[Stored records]
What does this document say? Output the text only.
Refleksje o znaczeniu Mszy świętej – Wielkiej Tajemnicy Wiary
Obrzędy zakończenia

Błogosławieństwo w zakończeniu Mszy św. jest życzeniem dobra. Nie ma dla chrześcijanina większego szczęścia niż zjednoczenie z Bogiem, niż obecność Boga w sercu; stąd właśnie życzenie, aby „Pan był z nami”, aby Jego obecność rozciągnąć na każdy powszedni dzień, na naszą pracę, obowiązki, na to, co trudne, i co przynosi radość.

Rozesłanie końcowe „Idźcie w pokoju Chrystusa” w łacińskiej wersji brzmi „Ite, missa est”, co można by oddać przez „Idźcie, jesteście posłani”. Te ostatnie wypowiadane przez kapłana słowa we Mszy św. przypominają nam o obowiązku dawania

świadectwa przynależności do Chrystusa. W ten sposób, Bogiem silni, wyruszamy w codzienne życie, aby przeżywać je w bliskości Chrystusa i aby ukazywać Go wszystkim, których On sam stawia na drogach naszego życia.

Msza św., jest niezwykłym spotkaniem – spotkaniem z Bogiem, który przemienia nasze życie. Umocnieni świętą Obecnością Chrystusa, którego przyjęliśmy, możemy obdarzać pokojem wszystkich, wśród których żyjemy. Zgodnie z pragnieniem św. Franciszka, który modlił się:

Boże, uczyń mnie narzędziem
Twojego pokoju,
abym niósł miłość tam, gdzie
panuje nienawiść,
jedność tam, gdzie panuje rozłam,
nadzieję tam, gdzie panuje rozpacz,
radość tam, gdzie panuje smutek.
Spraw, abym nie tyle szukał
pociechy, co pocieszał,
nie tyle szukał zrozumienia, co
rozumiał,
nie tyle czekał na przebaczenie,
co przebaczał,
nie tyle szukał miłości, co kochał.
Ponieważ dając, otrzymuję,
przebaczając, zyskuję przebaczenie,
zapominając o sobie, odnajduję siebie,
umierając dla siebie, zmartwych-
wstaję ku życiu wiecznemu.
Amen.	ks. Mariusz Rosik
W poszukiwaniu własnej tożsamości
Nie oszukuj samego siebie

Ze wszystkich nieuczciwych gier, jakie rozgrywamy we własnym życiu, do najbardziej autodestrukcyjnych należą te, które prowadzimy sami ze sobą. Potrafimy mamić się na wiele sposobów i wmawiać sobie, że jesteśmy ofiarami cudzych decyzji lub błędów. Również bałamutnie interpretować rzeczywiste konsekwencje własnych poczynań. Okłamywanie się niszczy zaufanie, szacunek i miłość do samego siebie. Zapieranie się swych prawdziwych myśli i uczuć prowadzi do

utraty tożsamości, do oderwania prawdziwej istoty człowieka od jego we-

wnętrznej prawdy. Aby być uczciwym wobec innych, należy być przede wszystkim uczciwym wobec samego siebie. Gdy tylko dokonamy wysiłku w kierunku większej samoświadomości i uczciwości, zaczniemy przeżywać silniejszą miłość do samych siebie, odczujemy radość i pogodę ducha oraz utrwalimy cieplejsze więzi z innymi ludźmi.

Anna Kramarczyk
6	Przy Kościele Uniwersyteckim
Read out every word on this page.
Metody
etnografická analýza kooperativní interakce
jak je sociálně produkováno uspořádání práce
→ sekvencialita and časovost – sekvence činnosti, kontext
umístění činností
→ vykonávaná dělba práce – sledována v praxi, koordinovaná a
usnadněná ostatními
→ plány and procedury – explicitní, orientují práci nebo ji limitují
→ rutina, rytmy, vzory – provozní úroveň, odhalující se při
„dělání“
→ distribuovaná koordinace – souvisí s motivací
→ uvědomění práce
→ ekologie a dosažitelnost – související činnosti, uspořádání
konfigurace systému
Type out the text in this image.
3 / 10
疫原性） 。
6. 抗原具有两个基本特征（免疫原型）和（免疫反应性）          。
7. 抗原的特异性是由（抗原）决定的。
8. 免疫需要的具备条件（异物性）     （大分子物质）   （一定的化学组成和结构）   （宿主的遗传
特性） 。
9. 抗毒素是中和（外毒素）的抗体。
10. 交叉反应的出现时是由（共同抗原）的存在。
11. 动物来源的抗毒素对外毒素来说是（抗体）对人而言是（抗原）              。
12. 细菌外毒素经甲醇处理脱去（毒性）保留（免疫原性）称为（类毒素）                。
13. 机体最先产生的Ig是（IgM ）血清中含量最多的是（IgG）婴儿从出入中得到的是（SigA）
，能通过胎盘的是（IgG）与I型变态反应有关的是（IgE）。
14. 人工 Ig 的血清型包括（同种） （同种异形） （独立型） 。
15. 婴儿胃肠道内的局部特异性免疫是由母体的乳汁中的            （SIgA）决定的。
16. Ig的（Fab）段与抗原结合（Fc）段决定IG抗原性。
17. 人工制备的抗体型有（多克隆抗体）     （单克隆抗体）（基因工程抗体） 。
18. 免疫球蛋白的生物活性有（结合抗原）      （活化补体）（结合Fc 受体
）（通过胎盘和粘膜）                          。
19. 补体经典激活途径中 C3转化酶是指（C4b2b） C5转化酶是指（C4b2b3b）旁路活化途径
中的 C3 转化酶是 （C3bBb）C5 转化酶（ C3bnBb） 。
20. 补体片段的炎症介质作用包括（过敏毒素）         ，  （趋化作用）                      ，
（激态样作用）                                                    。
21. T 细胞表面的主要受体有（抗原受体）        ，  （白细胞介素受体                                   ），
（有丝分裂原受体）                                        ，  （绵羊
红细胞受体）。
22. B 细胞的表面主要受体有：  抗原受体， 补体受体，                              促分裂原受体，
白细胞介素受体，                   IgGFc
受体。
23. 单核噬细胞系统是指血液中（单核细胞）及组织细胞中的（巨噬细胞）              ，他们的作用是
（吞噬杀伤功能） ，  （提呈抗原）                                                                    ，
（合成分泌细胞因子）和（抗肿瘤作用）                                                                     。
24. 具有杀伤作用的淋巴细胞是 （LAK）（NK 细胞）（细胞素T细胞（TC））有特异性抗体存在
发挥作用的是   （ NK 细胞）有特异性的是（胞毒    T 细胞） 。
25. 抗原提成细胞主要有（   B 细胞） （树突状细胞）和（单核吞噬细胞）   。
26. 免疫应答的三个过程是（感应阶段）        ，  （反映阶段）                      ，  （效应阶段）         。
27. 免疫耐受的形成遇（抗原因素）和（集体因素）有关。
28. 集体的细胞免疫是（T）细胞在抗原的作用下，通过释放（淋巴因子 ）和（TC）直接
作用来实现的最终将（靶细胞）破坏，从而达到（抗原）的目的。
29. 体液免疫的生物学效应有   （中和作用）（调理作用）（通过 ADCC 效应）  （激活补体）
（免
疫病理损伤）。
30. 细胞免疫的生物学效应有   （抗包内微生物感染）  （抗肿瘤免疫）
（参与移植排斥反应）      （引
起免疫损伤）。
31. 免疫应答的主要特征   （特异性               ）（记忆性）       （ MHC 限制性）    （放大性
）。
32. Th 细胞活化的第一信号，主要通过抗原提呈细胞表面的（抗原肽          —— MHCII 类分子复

• GIVEN PROBLEM: Count every line bearing the word "przeżywać"; report the total only.

• THE COMPLETED TASK: 2